• **GIVEN TASK 1**: Reproduce the Unemployed People's Movement press statement in full, word for word.

• **DOCUMENT SECTION**:
Unemployed People’s Movement Press Statement
The Unemployed People’s Movement will not be Participating
in the So-Called ‘People’s Space’ at the BRICS Meeting in Durban
The Unemployed People’s Movement will not be participating
in the so-called ‘People’s Space’ at the BRICS meeting in Durban.
Our Umlazi branch received a phone call recently informing
us that buses were being provided for us to send our members to the so-called
‘People’s Space’ at the Centre for Civil Society at UKZN. We were instructed to
mobilise to fill the buses.
We made it clear that we will not be participating in this
space. We were given no role in the process leading up to the BRICS meeting and
we have been given no role in planning the so-called ‘People’s Space’ or in its
management.
The experience of grassroots movements at the so-called
‘People’s Space’ at the COP17 meeting in Durban, also hosted by the Centre for
Civil Society, was terrible. We were not given any role in the planning of that
space. We were just bused in. We were given inferior accommodation and food. We
found that our role was just to sit and listen to overseas experts talking to
us. There was a protest by the movements against the organisers of that
meeting. They responded by buying us fried chicken but did not take our
concerns seriously and discuss a better way forward for the future. This was
one more insult.

• **RECORDED DATA**:
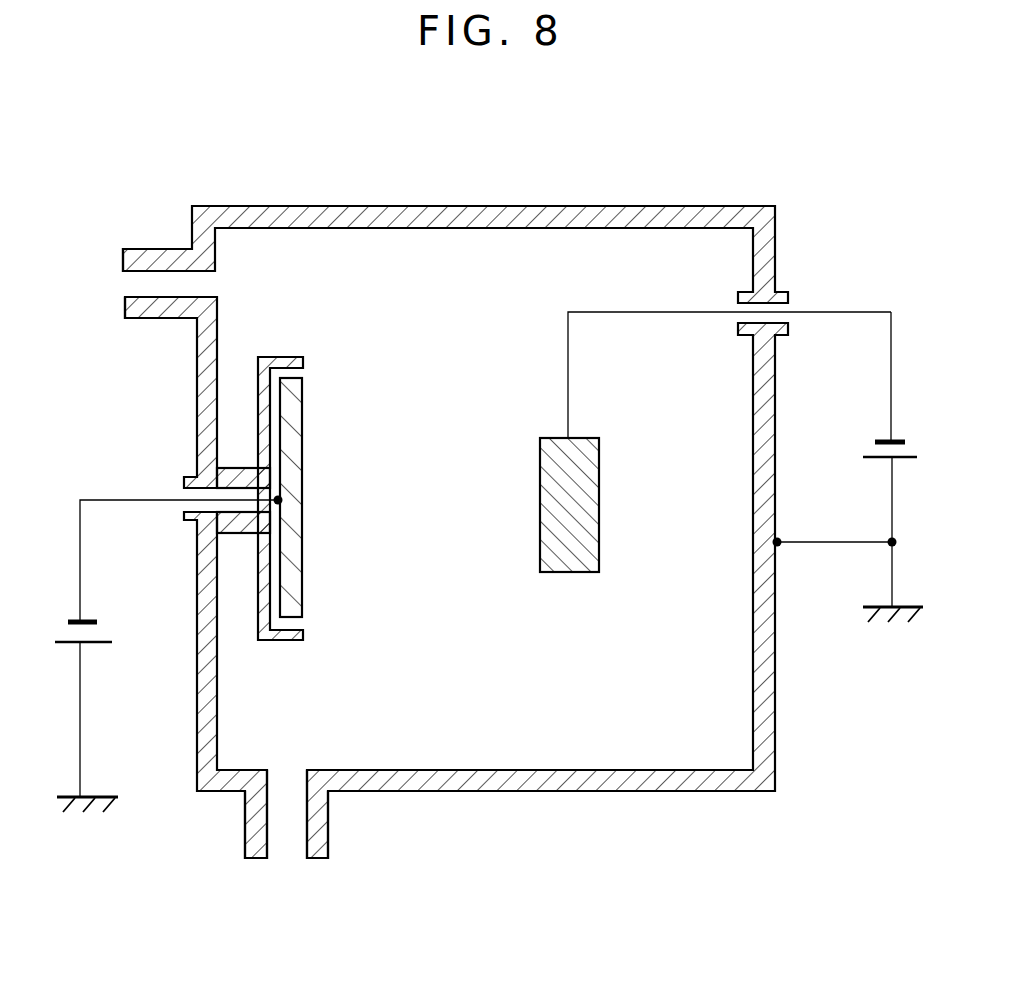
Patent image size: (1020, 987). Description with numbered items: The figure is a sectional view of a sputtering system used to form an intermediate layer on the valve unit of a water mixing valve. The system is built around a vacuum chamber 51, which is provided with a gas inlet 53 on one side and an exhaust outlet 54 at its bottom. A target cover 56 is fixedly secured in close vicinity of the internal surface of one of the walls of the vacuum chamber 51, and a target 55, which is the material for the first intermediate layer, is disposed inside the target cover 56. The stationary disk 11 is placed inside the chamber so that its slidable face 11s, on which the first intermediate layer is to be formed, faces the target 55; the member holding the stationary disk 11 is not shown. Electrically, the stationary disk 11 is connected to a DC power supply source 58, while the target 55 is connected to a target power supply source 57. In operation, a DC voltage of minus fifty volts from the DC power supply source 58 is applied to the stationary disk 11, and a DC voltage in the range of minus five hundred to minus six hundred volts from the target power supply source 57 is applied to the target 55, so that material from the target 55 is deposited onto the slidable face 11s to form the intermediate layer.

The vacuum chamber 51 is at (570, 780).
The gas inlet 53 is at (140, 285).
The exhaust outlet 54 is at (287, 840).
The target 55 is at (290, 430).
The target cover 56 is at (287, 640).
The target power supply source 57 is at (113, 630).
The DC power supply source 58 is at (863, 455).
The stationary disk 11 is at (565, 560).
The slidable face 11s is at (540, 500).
...
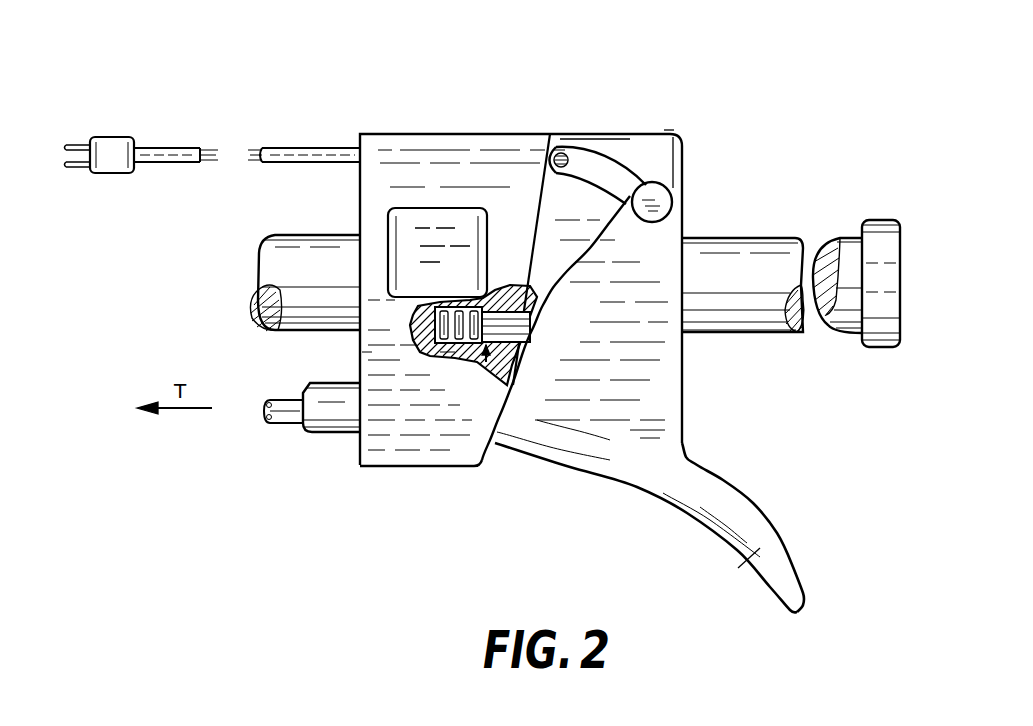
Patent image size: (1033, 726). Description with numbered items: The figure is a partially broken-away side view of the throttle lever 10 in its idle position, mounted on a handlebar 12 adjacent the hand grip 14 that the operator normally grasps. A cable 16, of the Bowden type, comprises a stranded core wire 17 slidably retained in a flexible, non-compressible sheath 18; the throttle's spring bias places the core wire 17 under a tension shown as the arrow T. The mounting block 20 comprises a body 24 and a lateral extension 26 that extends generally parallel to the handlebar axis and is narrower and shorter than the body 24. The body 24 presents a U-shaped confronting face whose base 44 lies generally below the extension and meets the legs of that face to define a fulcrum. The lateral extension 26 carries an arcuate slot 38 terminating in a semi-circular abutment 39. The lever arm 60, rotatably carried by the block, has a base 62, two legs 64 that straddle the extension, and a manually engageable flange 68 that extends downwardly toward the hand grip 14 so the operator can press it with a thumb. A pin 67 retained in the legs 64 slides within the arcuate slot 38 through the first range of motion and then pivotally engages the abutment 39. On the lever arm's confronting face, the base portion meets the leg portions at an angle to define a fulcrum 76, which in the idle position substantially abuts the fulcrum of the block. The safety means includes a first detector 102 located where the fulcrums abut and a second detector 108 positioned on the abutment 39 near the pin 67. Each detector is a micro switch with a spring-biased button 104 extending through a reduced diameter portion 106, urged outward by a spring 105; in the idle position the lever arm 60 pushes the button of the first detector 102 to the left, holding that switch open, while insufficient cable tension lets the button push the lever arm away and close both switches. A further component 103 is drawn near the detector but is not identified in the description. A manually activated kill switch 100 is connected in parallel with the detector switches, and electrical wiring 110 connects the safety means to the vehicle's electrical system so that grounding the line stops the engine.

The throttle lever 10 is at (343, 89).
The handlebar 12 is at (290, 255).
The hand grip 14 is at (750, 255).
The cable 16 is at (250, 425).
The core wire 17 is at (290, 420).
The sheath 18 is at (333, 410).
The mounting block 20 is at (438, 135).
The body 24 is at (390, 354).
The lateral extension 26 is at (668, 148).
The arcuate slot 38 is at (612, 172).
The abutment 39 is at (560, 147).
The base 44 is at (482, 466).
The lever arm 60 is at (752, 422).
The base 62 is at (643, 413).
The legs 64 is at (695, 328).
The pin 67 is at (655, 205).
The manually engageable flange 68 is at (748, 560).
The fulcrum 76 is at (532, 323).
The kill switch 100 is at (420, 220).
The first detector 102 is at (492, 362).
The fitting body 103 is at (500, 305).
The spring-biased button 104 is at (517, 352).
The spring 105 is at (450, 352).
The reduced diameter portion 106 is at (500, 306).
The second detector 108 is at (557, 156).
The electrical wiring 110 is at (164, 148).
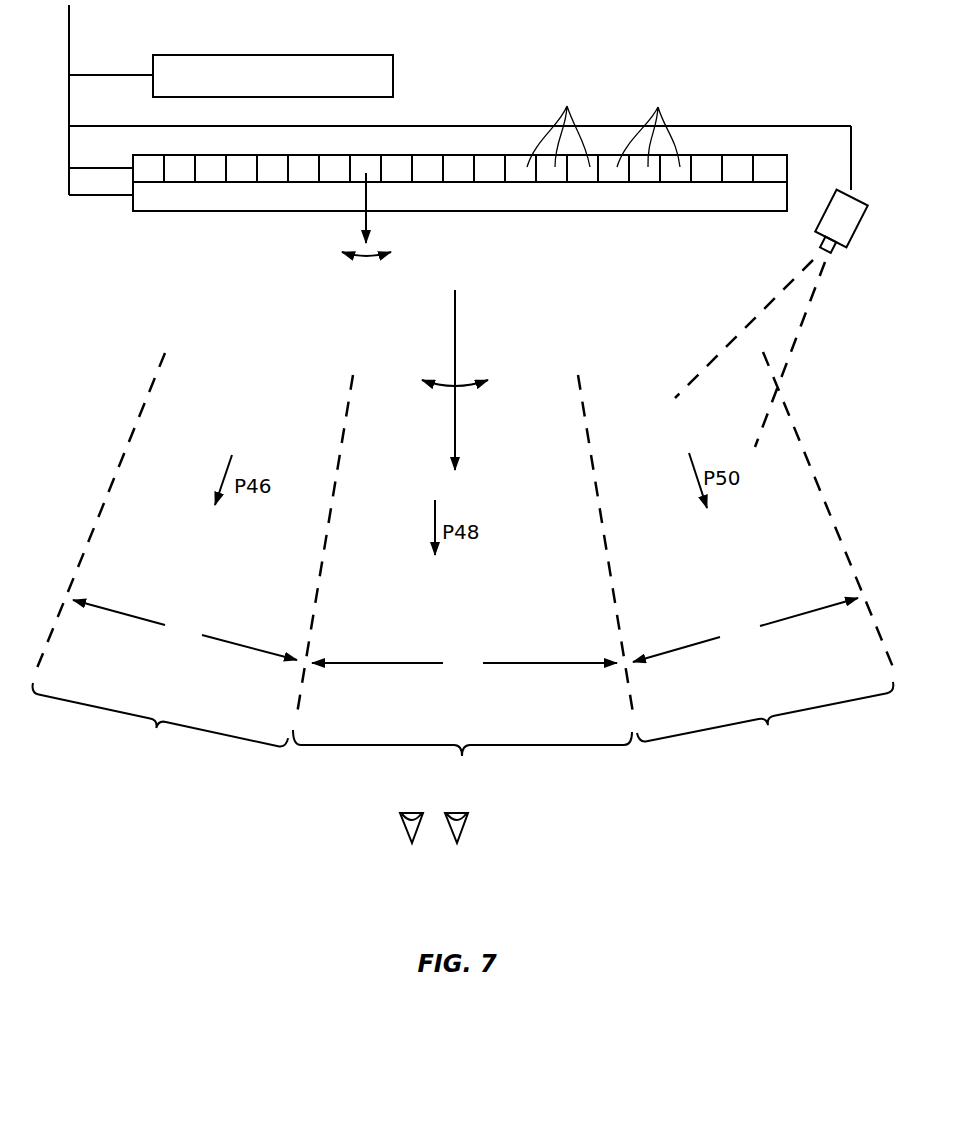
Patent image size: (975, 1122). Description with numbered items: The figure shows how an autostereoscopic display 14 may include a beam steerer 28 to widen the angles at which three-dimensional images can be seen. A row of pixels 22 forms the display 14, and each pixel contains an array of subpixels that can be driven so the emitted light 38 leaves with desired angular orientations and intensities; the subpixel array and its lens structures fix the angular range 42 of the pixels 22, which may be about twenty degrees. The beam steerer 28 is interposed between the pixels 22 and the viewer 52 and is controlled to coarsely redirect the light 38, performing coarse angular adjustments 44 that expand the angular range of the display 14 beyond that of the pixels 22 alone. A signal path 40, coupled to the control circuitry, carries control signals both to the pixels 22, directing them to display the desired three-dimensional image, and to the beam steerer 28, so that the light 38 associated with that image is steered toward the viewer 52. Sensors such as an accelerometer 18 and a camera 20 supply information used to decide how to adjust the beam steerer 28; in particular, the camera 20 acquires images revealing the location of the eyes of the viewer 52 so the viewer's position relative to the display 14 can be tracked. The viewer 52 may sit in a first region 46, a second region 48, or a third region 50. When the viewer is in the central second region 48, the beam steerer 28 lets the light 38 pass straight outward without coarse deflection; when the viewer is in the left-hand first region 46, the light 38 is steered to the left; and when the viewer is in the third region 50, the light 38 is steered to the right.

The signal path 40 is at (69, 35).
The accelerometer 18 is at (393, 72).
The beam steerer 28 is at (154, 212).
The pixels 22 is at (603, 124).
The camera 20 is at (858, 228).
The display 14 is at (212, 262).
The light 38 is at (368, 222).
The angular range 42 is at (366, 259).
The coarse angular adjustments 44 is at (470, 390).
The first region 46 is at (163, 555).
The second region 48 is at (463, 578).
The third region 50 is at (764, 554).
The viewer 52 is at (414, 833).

• **GIVEN TASK 2**: From the listing, give the lines as a numbered list, starting with the line that contains "Patent image size: (1020, 987)." and going on through the line that contains "The target cover 56 is at (287, 640).". Leave out blank lines.

• **RESULT 1**:
Unemployed People’s Movement Press Statement
The Unemployed People’s Movement will not be Participating
in the So-Called ‘People’s Space’ at the BRICS Meeting in Durban
The Unemployed People’s Movement will not be participating
in the so-called ‘People’s Space’ at the BRICS meeting in Durban.
Our Umlazi branch received a phone call recently informing
us that buses were being provided for us to send our members to the so-called
‘People’s Space’ at the Centre for Civil Society at UKZN. We were instructed to
mobilise to fill the buses.
We made it clear that we will not be participating in this
space. We were given no role in the process leading up to the BRICS meeting and
we have been given no role in planning the so-called ‘People’s Space’ or in its
management.
The experience of grassroots movements at the so-called
‘People’s Space’ at the COP17 meeting in Durban, also hosted by the Centre for
Civil Society, was terrible. We were not given any role in the planning of that
space. We were just bused in. We were given inferior accommodation and food. We
found that our role was just to sit and listen to overseas experts talking to
us. There was a protest by the movements against the organisers of that
meeting. They responded by buying us fried chicken but did not take our
concerns seriously and discuss a better way forward for the future. This was
one more insult.

• **RESULT 2**:
1. Patent image size: (1020, 987). Description with numbered items: The figure is a sectional view of a sputtering system used to form an intermediate layer on the valve unit of a water mixing valve. The system is built around a vacuum chamber 51, which is provided with a gas inlet 53 on one side and an exhaust outlet 54 at its bottom. A target cover 56 is fixedly secured in close vicinity of the internal surface of one of the walls of the vacuum chamber 51, and a target 55, which is the material for the first intermediate layer, is disposed inside the target cover 56. The stationary disk 11 is placed inside the chamber so that its slidable face 11s, on which the first intermediate layer is to be formed, faces the target 55; the member holding the stationary disk 11 is not shown. Electrically, the stationary disk 11 is connected to a DC power supply source 58, while the target 55 is connected to a target power supply source 57. In operation, a DC voltage of minus fifty volts from the DC power supply source 58 is applied to the stationary disk 11, and a DC voltage in the range of minus five hundred to minus six hundred volts from the target power supply source 57 is applied to the target 55, so that material from the target 55 is deposited onto the slidable face 11s to form the intermediate layer.
2. The vacuum chamber 51 is at (570, 780).
3. The gas inlet 53 is at (140, 285).
4. The exhaust outlet 54 is at (287, 840).
5. The target 55 is at (290, 430).
6. The target cover 56 is at (287, 640).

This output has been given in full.